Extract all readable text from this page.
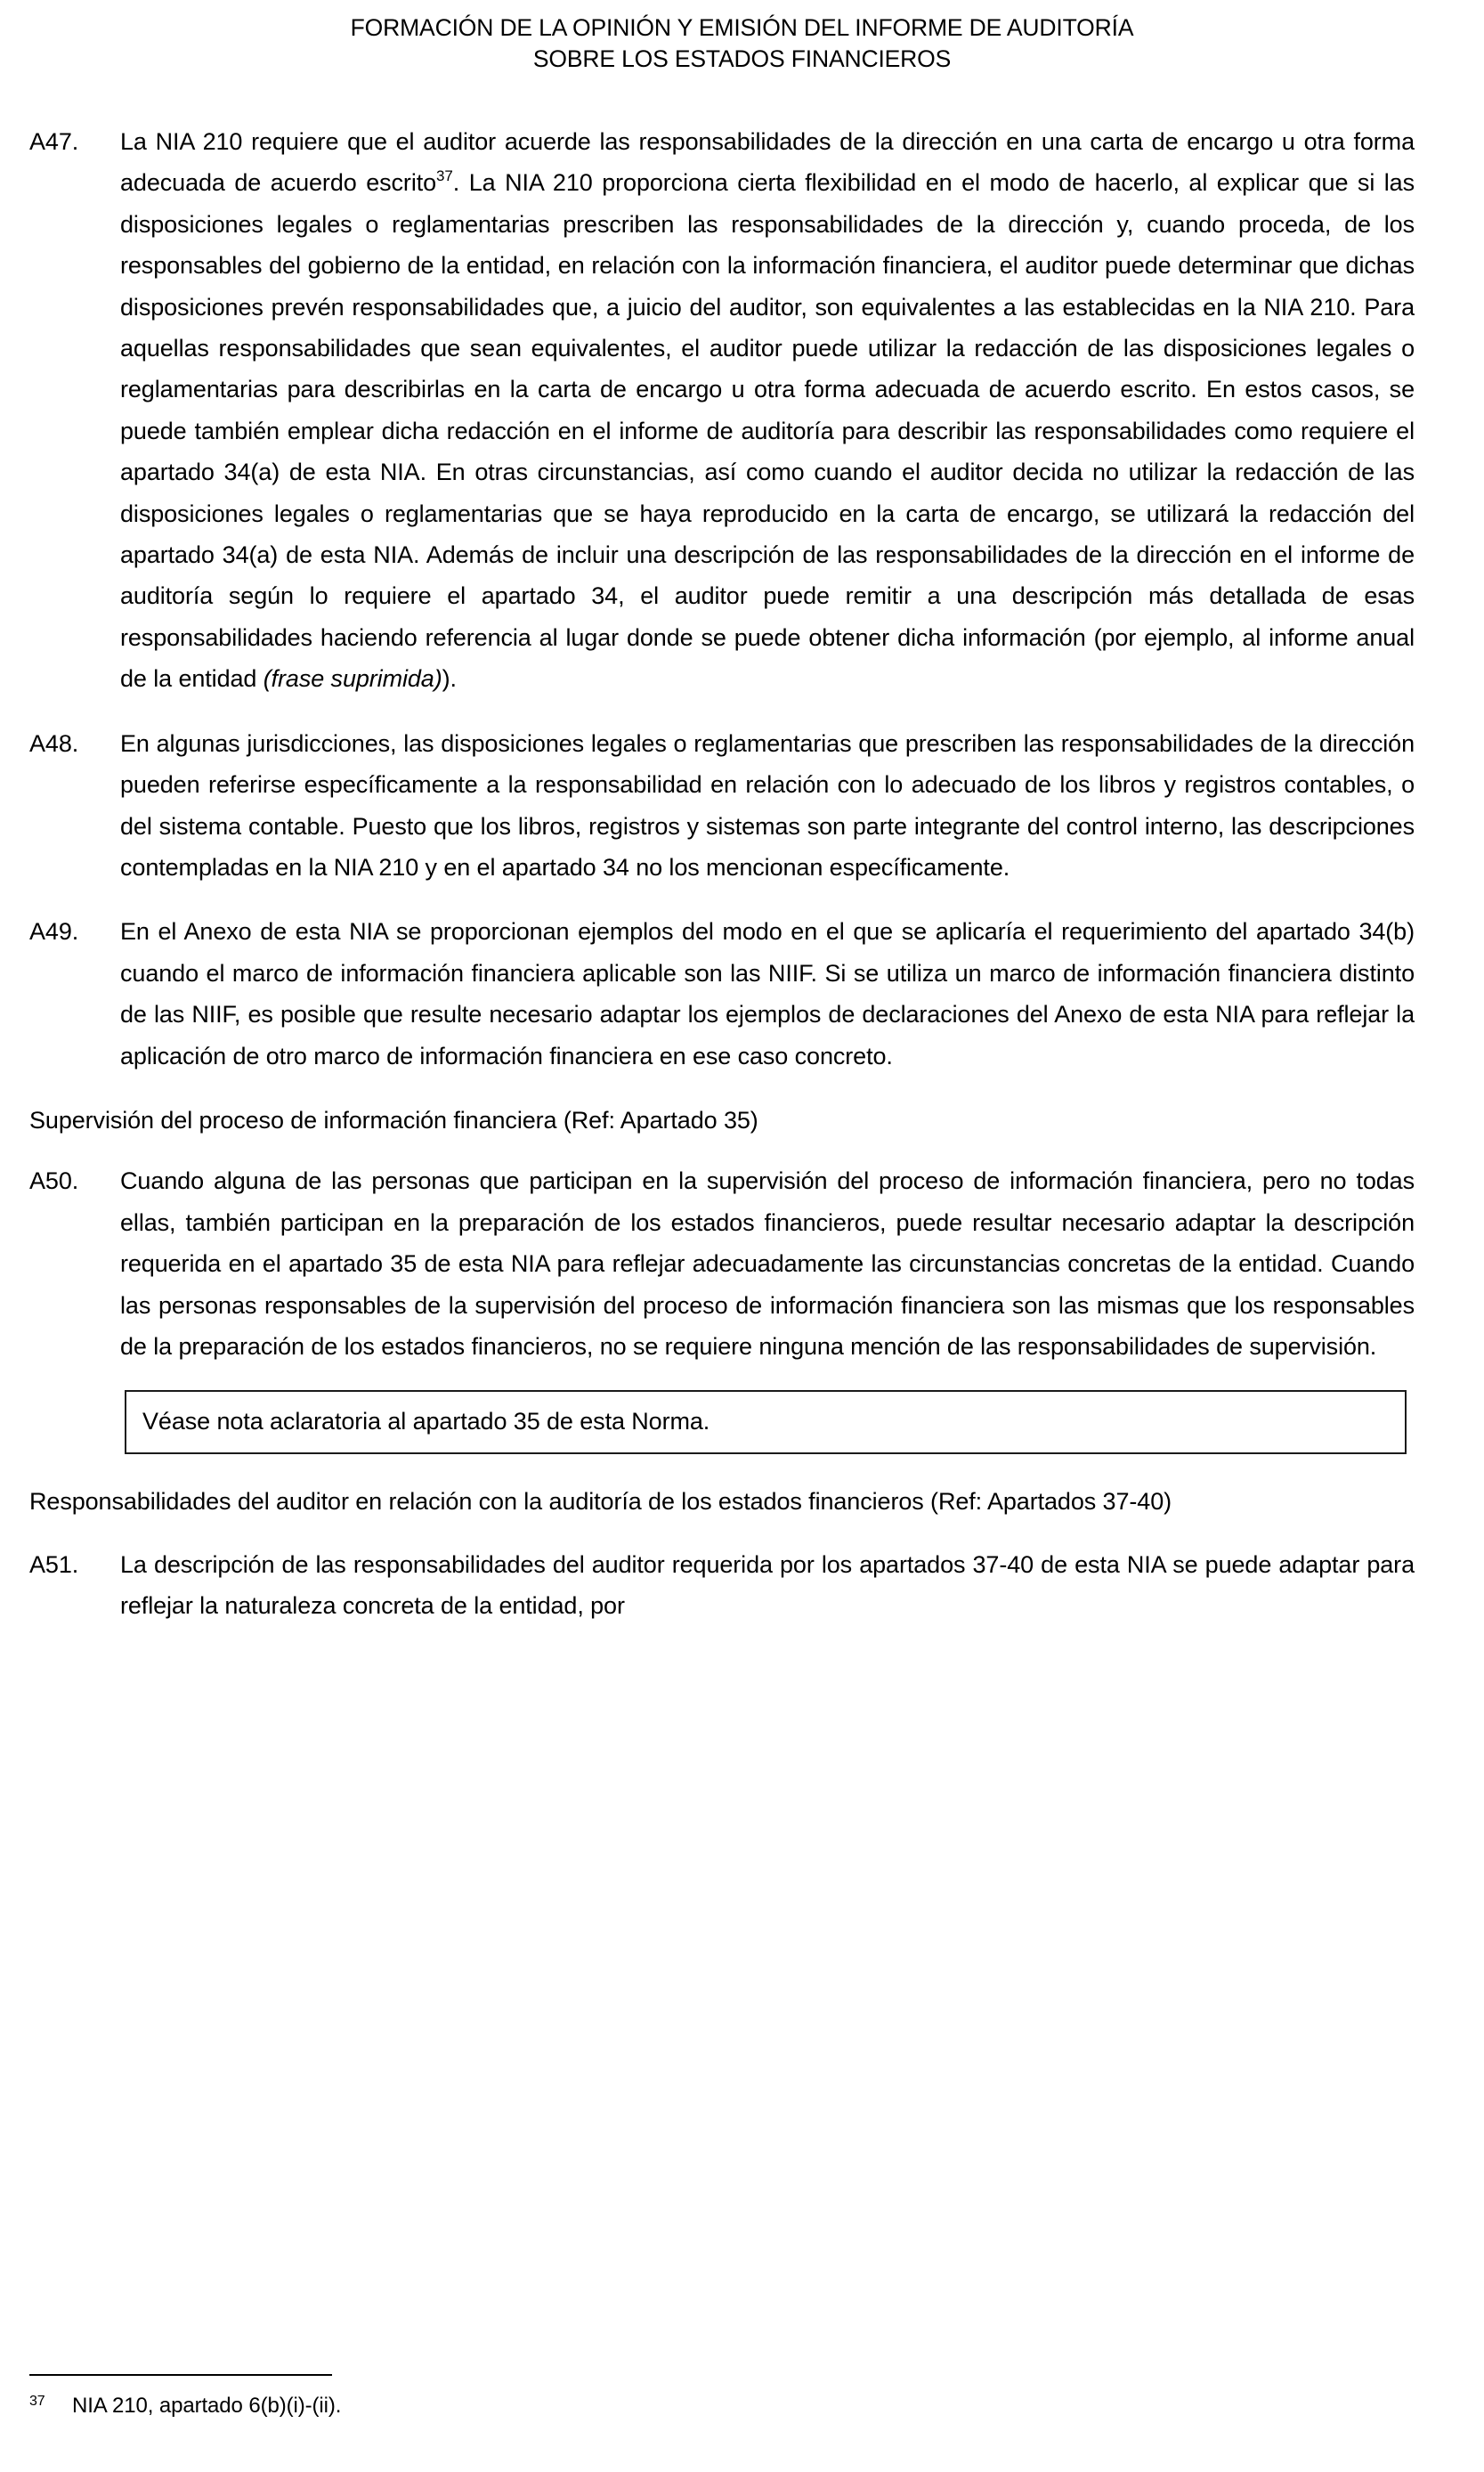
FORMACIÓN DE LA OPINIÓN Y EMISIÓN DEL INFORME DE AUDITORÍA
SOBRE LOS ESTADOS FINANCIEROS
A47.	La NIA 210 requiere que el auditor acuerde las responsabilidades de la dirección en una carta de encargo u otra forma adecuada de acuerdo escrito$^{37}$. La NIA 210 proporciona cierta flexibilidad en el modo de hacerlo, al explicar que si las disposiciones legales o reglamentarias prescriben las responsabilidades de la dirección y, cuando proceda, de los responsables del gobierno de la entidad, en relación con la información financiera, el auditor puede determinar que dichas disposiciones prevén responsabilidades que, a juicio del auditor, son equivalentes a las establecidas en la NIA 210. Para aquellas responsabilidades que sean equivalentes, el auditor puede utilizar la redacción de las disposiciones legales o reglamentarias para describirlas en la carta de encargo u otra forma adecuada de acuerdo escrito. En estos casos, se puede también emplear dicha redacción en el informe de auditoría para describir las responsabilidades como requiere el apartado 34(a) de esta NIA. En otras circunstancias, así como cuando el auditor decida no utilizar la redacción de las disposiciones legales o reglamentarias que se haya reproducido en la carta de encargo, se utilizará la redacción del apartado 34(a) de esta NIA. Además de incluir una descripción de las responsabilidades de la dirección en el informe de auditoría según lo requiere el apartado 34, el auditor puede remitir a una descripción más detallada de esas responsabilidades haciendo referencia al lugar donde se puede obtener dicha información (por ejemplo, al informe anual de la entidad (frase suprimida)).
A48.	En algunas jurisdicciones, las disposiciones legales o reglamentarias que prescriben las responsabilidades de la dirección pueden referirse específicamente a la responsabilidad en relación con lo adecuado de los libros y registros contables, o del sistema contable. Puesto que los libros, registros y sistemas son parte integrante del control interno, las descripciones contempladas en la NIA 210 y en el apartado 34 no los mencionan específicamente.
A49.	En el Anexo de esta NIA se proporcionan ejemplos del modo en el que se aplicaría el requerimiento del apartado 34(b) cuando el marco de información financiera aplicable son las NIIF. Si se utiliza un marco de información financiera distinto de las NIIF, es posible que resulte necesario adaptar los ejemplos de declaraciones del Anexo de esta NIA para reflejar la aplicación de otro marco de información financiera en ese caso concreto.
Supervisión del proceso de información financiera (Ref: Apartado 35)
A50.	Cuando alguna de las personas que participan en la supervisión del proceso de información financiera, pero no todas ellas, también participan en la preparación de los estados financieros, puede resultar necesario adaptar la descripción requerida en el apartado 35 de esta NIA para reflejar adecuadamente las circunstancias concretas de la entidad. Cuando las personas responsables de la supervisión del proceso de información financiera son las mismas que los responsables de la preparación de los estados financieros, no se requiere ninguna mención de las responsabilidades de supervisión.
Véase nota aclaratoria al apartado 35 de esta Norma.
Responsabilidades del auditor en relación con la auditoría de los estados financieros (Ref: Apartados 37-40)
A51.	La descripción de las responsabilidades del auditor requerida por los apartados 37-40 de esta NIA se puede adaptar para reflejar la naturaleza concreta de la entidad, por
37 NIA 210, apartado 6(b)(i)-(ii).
· · · · ·
• **What is expected**
Using the data above, write out every line exactly, leaving the images behind.

• **The solution**
Extract all readable text from this page.
FORMACIÓN DE LA OPINIÓN Y EMISIÓN DEL INFORME DE AUDITORÍA
SOBRE LOS ESTADOS FINANCIEROS
A47.	La NIA 210 requiere que el auditor acuerde las responsabilidades de la dirección en una carta de encargo u otra forma adecuada de acuerdo escrito$^{37}$. La NIA 210 proporciona cierta flexibilidad en el modo de hacerlo, al explicar que si las disposiciones legales o reglamentarias prescriben las responsabilidades de la dirección y, cuando proceda, de los responsables del gobierno de la entidad, en relación con la información financiera, el auditor puede determinar que dichas disposiciones prevén responsabilidades que, a juicio del auditor, son equivalentes a las establecidas en la NIA 210. Para aquellas responsabilidades que sean equivalentes, el auditor puede utilizar la redacción de las disposiciones legales o reglamentarias para describirlas en la carta de encargo u otra forma adecuada de acuerdo escrito. En estos casos, se puede también emplear dicha redacción en el informe de auditoría para describir las responsabilidades como requiere el apartado 34(a) de esta NIA. En otras circunstancias, así como cuando el auditor decida no utilizar la redacción de las disposiciones legales o reglamentarias que se haya reproducido en la carta de encargo, se utilizará la redacción del apartado 34(a) de esta NIA. Además de incluir una descripción de las responsabilidades de la dirección en el informe de auditoría según lo requiere el apartado 34, el auditor puede remitir a una descripción más detallada de esas responsabilidades haciendo referencia al lugar donde se puede obtener dicha información (por ejemplo, al informe anual de la entidad (frase suprimida)).
A48.	En algunas jurisdicciones, las disposiciones legales o reglamentarias que prescriben las responsabilidades de la dirección pueden referirse específicamente a la responsabilidad en relación con lo adecuado de los libros y registros contables, o del sistema contable. Puesto que los libros, registros y sistemas son parte integrante del control interno, las descripciones contempladas en la NIA 210 y en el apartado 34 no los mencionan específicamente.
A49.	En el Anexo de esta NIA se proporcionan ejemplos del modo en el que se aplicaría el requerimiento del apartado 34(b) cuando el marco de información financiera aplicable son las NIIF. Si se utiliza un marco de información financiera distinto de las NIIF, es posible que resulte necesario adaptar los ejemplos de declaraciones del Anexo de esta NIA para reflejar la aplicación de otro marco de información financiera en ese caso concreto.
Supervisión del proceso de información financiera (Ref: Apartado 35)
A50.	Cuando alguna de las personas que participan en la supervisión del proceso de información financiera, pero no todas ellas, también participan en la preparación de los estados financieros, puede resultar necesario adaptar la descripción requerida en el apartado 35 de esta NIA para reflejar adecuadamente las circunstancias concretas de la entidad. Cuando las personas responsables de la supervisión del proceso de información financiera son las mismas que los responsables de la preparación de los estados financieros, no se requiere ninguna mención de las responsabilidades de supervisión.
Véase nota aclaratoria al apartado 35 de esta Norma.
Responsabilidades del auditor en relación con la auditoría de los estados financieros (Ref: Apartados 37-40)
A51.	La descripción de las responsabilidades del auditor requerida por los apartados 37-40 de esta NIA se puede adaptar para reflejar la naturaleza concreta de la entidad, por
37 NIA 210, apartado 6(b)(i)-(ii).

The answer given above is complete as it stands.